_What you should do:_
Restate the entries word for word, omitting nothing.
╔══
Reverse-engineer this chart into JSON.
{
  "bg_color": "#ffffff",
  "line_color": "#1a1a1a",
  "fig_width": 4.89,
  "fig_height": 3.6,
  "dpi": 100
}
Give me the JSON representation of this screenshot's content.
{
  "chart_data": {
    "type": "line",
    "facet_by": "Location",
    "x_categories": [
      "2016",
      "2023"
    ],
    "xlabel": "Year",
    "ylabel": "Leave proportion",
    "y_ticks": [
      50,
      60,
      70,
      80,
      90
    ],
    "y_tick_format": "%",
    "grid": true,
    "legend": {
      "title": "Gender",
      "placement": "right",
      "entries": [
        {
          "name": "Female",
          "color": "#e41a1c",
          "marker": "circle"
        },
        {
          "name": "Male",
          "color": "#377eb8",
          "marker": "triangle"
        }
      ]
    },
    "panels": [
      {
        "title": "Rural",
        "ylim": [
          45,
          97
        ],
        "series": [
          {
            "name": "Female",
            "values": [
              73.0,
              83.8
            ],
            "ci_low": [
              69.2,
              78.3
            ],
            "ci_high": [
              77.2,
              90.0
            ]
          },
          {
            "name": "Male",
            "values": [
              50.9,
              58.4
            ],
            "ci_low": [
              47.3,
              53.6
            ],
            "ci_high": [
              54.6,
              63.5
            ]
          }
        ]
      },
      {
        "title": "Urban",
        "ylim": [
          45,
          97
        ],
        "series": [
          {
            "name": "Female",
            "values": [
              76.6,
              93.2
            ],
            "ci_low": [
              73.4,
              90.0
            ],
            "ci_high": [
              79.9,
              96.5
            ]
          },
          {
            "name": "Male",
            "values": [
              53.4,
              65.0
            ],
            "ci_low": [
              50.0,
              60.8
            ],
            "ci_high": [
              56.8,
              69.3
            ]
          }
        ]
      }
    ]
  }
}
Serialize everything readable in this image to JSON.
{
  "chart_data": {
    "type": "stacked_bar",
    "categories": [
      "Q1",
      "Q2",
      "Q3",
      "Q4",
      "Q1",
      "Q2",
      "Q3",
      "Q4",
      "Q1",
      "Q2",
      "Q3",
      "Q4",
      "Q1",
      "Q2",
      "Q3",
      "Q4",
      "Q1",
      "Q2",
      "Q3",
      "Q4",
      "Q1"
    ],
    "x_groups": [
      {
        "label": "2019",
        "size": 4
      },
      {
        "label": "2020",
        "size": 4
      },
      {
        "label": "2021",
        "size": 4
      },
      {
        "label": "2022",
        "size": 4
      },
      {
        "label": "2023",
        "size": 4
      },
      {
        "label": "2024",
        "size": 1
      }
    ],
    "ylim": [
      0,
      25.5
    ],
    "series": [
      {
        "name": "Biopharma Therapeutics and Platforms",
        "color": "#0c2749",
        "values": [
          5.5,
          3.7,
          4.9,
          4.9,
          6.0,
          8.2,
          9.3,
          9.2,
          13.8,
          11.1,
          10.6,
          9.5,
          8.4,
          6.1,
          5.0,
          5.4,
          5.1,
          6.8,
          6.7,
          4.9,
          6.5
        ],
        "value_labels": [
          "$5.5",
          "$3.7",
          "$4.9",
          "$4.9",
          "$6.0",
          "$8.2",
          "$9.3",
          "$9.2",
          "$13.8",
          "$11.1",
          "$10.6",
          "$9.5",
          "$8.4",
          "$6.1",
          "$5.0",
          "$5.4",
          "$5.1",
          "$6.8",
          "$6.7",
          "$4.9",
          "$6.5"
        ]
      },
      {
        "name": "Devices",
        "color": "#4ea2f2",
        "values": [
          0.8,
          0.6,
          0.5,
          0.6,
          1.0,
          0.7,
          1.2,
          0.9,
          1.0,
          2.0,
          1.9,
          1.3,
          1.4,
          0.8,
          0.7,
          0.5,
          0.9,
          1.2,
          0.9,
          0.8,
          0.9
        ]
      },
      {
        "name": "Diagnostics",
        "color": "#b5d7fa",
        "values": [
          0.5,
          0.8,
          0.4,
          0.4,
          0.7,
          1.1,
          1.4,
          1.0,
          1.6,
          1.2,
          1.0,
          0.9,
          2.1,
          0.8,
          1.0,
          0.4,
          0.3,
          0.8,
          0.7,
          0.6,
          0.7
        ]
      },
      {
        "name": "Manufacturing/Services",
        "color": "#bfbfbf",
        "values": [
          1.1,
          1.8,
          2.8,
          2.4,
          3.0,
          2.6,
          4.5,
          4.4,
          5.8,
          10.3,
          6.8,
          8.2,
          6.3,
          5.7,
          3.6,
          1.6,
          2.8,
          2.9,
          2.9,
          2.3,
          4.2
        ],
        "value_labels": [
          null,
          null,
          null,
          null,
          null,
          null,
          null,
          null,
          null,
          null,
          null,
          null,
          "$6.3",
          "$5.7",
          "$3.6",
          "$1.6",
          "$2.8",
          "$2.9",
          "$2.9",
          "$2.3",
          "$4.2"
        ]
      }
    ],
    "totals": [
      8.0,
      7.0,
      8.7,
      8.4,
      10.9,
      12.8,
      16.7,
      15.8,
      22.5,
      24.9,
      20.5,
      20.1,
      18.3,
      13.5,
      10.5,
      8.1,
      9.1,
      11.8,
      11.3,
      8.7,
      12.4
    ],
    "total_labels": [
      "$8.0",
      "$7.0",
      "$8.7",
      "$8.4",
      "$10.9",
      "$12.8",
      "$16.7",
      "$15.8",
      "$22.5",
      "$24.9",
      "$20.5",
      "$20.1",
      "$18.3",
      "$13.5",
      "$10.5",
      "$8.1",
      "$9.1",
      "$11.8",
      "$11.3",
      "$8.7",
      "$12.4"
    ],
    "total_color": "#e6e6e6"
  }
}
╚══
_Written solution:_
Reverse-engineer this chart into JSON.
{
  "bg_color": "#ffffff",
  "line_color": "#1a1a1a",
  "fig_width": 4.89,
  "fig_height": 3.6,
  "dpi": 100
}
Give me the JSON representation of this screenshot's content.
{
  "chart_data": {
    "type": "line",
    "facet_by": "Location",
    "x_categories": [
      "2016",
      "2023"
    ],
    "xlabel": "Year",
    "ylabel": "Leave proportion",
    "y_ticks": [
      50,
      60,
      70,
      80,
      90
    ],
    "y_tick_format": "%",
    "grid": true,
    "legend": {
      "title": "Gender",
      "placement": "right",
      "entries": [
        {
          "name": "Female",
          "color": "#e41a1c",
          "marker": "circle"
        },
        {
          "name": "Male",
          "color": "#377eb8",
          "marker": "triangle"
        }
      ]
    },
    "panels": [
      {
        "title": "Rural",
        "ylim": [
          45,
          97
        ],
        "series": [
          {
            "name": "Female",
            "values": [
              73.0,
              83.8
            ],
            "ci_low": [
              69.2,
              78.3
            ],
            "ci_high": [
              77.2,
              90.0
            ]
          },
          {
            "name": "Male",
            "values": [
              50.9,
              58.4
            ],
            "ci_low": [
              47.3,
              53.6
            ],
            "ci_high": [
              54.6,
              63.5
            ]
          }
        ]
      },
      {
        "title": "Urban",
        "ylim": [
          45,
          97
        ],
        "series": [
          {
            "name": "Female",
            "values": [
              76.6,
              93.2
            ],
            "ci_low": [
              73.4,
              90.0
            ],
            "ci_high": [
              79.9,
              96.5
            ]
          },
          {
            "name": "Male",
            "values": [
              53.4,
              65.0
            ],
            "ci_low": [
              50.0,
              60.8
            ],
            "ci_high": [
              56.8,
              69.3
            ]
          }
        ]
      }
    ]
  }
}
Serialize everything readable in this image to JSON.
{
  "chart_data": {
    "type": "stacked_bar",
    "categories": [
      "Q1",
      "Q2",
      "Q3",
      "Q4",
      "Q1",
      "Q2",
      "Q3",
      "Q4",
      "Q1",
      "Q2",
      "Q3",
      "Q4",
      "Q1",
      "Q2",
      "Q3",
      "Q4",
      "Q1",
      "Q2",
      "Q3",
      "Q4",
      "Q1"
    ],
    "x_groups": [
      {
        "label": "2019",
        "size": 4
      },
      {
        "label": "2020",
        "size": 4
      },
      {
        "label": "2021",
        "size": 4
      },
      {
        "label": "2022",
        "size": 4
      },
      {
        "label": "2023",
        "size": 4
      },
      {
        "label": "2024",
        "size": 1
      }
    ],
    "ylim": [
      0,
      25.5
    ],
    "series": [
      {
        "name": "Biopharma Therapeutics and Platforms",
        "color": "#0c2749",
        "values": [
          5.5,
          3.7,
          4.9,
          4.9,
          6.0,
          8.2,
          9.3,
          9.2,
          13.8,
          11.1,
          10.6,
          9.5,
          8.4,
          6.1,
          5.0,
          5.4,
          5.1,
          6.8,
          6.7,
          4.9,
          6.5
        ],
        "value_labels": [
          "$5.5",
          "$3.7",
          "$4.9",
          "$4.9",
          "$6.0",
          "$8.2",
          "$9.3",
          "$9.2",
          "$13.8",
          "$11.1",
          "$10.6",
          "$9.5",
          "$8.4",
          "$6.1",
          "$5.0",
          "$5.4",
          "$5.1",
          "$6.8",
          "$6.7",
          "$4.9",
          "$6.5"
        ]
      },
      {
        "name": "Devices",
        "color": "#4ea2f2",
        "values": [
          0.8,
          0.6,
          0.5,
          0.6,
          1.0,
          0.7,
          1.2,
          0.9,
          1.0,
          2.0,
          1.9,
          1.3,
          1.4,
          0.8,
          0.7,
          0.5,
          0.9,
          1.2,
          0.9,
          0.8,
          0.9
        ]
      },
      {
        "name": "Diagnostics",
        "color": "#b5d7fa",
        "values": [
          0.5,
          0.8,
          0.4,
          0.4,
          0.7,
          1.1,
          1.4,
          1.0,
          1.6,
          1.2,
          1.0,
          0.9,
          2.1,
          0.8,
          1.0,
          0.4,
          0.3,
          0.8,
          0.7,
          0.6,
          0.7
        ]
      },
      {
        "name": "Manufacturing/Services",
        "color": "#bfbfbf",
        "values": [
          1.1,
          1.8,
          2.8,
          2.4,
          3.0,
          2.6,
          4.5,
          4.4,
          5.8,
          10.3,
          6.8,
          8.2,
          6.3,
          5.7,
          3.6,
          1.6,
          2.8,
          2.9,
          2.9,
          2.3,
          4.2
        ],
        "value_labels": [
          null,
          null,
          null,
          null,
          null,
          null,
          null,
          null,
          null,
          null,
          null,
          null,
          "$6.3",
          "$5.7",
          "$3.6",
          "$1.6",
          "$2.8",
          "$2.9",
          "$2.9",
          "$2.3",
          "$4.2"
        ]
      }
    ],
    "totals": [
      8.0,
      7.0,
      8.7,
      8.4,
      10.9,
      12.8,
      16.7,
      15.8,
      22.5,
      24.9,
      20.5,
      20.1,
      18.3,
      13.5,
      10.5,
      8.1,
      9.1,
      11.8,
      11.3,
      8.7,
      12.4
    ],
    "total_labels": [
      "$8.0",
      "$7.0",
      "$8.7",
      "$8.4",
      "$10.9",
      "$12.8",
      "$16.7",
      "$15.8",
      "$22.5",
      "$24.9",
      "$20.5",
      "$20.1",
      "$18.3",
      "$13.5",
      "$10.5",
      "$8.1",
      "$9.1",
      "$11.8",
      "$11.3",
      "$8.7",
      "$12.4"
    ],
    "total_color": "#e6e6e6"
  }
}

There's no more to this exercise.